> **TASK INSTRUCTIONS**: Each entry here needs to be set down again exactly, please; pictures are left out.

Dataset records
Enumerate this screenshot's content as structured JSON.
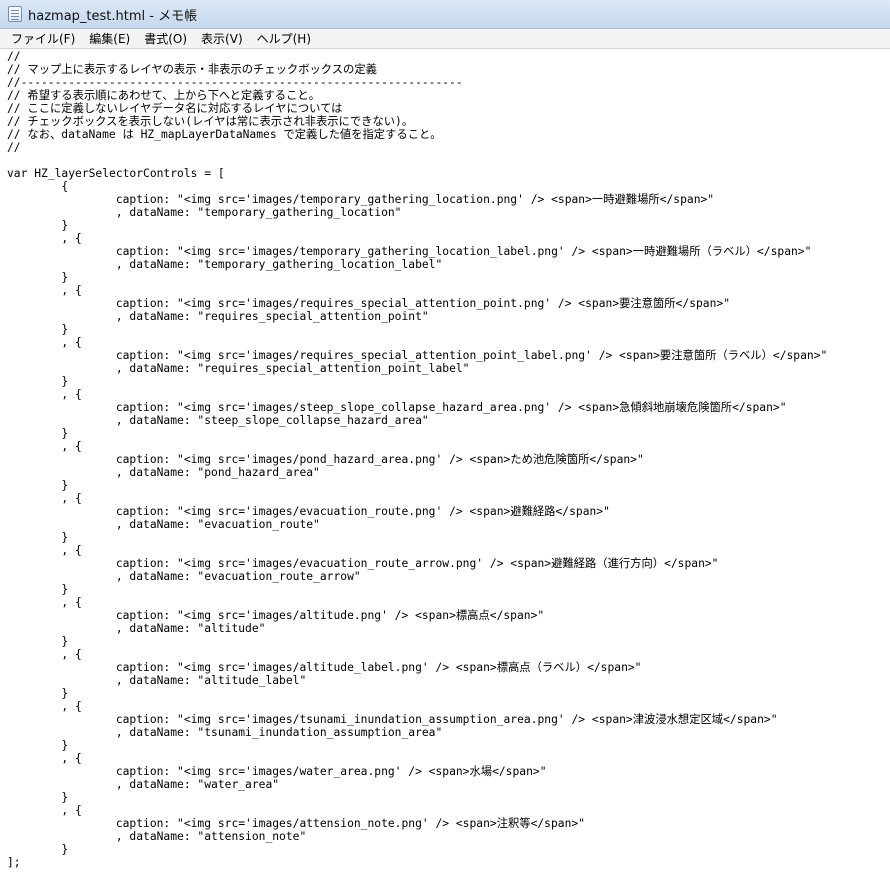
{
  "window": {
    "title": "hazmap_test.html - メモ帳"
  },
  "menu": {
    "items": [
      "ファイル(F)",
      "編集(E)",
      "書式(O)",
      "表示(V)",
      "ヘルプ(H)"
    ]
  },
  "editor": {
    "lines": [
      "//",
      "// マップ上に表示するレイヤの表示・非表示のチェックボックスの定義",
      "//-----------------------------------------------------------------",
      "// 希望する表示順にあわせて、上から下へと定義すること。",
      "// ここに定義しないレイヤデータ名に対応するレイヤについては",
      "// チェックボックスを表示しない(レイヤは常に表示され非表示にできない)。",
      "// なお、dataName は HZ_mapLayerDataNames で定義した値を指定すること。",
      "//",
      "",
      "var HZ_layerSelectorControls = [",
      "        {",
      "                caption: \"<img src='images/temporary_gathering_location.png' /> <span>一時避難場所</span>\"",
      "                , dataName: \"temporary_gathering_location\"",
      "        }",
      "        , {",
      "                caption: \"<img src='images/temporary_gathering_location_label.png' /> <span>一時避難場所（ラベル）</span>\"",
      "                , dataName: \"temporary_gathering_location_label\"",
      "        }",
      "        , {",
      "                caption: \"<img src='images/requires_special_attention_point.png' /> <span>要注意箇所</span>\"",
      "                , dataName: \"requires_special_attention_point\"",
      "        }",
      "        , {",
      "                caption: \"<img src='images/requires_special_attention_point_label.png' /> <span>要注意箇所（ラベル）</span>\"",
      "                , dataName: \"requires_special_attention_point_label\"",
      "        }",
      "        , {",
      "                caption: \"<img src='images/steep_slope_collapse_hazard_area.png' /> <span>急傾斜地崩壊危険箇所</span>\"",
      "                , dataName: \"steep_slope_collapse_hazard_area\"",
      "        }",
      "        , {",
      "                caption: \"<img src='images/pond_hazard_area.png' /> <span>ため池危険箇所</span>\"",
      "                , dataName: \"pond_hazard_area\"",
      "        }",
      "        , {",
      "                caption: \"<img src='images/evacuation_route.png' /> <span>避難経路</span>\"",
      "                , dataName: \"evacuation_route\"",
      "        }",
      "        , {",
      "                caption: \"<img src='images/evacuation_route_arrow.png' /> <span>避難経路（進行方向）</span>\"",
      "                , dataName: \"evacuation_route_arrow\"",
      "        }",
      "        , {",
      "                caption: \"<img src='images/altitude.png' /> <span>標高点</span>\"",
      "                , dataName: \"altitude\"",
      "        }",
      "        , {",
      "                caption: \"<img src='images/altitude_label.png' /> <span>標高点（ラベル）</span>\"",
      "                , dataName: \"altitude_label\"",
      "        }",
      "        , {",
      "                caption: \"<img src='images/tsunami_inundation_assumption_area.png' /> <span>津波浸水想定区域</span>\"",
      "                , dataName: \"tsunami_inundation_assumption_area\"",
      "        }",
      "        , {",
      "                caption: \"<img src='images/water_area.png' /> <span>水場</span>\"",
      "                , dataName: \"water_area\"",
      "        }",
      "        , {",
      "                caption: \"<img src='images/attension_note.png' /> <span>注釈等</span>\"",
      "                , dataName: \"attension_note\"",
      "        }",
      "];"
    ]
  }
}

> **COMPLETED EXERCISE**:
Enumerate this screenshot's content as structured JSON.
{
  "window": {
    "title": "hazmap_test.html - メモ帳"
  },
  "menu": {
    "items": [
      "ファイル(F)",
      "編集(E)",
      "書式(O)",
      "表示(V)",
      "ヘルプ(H)"
    ]
  },
  "editor": {
    "lines": [
      "//",
      "// マップ上に表示するレイヤの表示・非表示のチェックボックスの定義",
      "//-----------------------------------------------------------------",
      "// 希望する表示順にあわせて、上から下へと定義すること。",
      "// ここに定義しないレイヤデータ名に対応するレイヤについては",
      "// チェックボックスを表示しない(レイヤは常に表示され非表示にできない)。",
      "// なお、dataName は HZ_mapLayerDataNames で定義した値を指定すること。",
      "//",
      "",
      "var HZ_layerSelectorControls = [",
      "        {",
      "                caption: \"<img src='images/temporary_gathering_location.png' /> <span>一時避難場所</span>\"",
      "                , dataName: \"temporary_gathering_location\"",
      "        }",
      "        , {",
      "                caption: \"<img src='images/temporary_gathering_location_label.png' /> <span>一時避難場所（ラベル）</span>\"",
      "                , dataName: \"temporary_gathering_location_label\"",
      "        }",
      "        , {",
      "                caption: \"<img src='images/requires_special_attention_point.png' /> <span>要注意箇所</span>\"",
      "                , dataName: \"requires_special_attention_point\"",
      "        }",
      "        , {",
      "                caption: \"<img src='images/requires_special_attention_point_label.png' /> <span>要注意箇所（ラベル）</span>\"",
      "                , dataName: \"requires_special_attention_point_label\"",
      "        }",
      "        , {",
      "                caption: \"<img src='images/steep_slope_collapse_hazard_area.png' /> <span>急傾斜地崩壊危険箇所</span>\"",
      "                , dataName: \"steep_slope_collapse_hazard_area\"",
      "        }",
      "        , {",
      "                caption: \"<img src='images/pond_hazard_area.png' /> <span>ため池危険箇所</span>\"",
      "                , dataName: \"pond_hazard_area\"",
      "        }",
      "        , {",
      "                caption: \"<img src='images/evacuation_route.png' /> <span>避難経路</span>\"",
      "                , dataName: \"evacuation_route\"",
      "        }",
      "        , {",
      "                caption: \"<img src='images/evacuation_route_arrow.png' /> <span>避難経路（進行方向）</span>\"",
      "                , dataName: \"evacuation_route_arrow\"",
      "        }",
      "        , {",
      "                caption: \"<img src='images/altitude.png' /> <span>標高点</span>\"",
      "                , dataName: \"altitude\"",
      "        }",
      "        , {",
      "                caption: \"<img src='images/altitude_label.png' /> <span>標高点（ラベル）</span>\"",
      "                , dataName: \"altitude_label\"",
      "        }",
      "        , {",
      "                caption: \"<img src='images/tsunami_inundation_assumption_area.png' /> <span>津波浸水想定区域</span>\"",
      "                , dataName: \"tsunami_inundation_assumption_area\"",
      "        }",
      "        , {",
      "                caption: \"<img src='images/water_area.png' /> <span>水場</span>\"",
      "                , dataName: \"water_area\"",
      "        }",
      "        , {",
      "                caption: \"<img src='images/attension_note.png' /> <span>注釈等</span>\"",
      "                , dataName: \"attension_note\"",
      "        }",
      "];"
    ]
  }
}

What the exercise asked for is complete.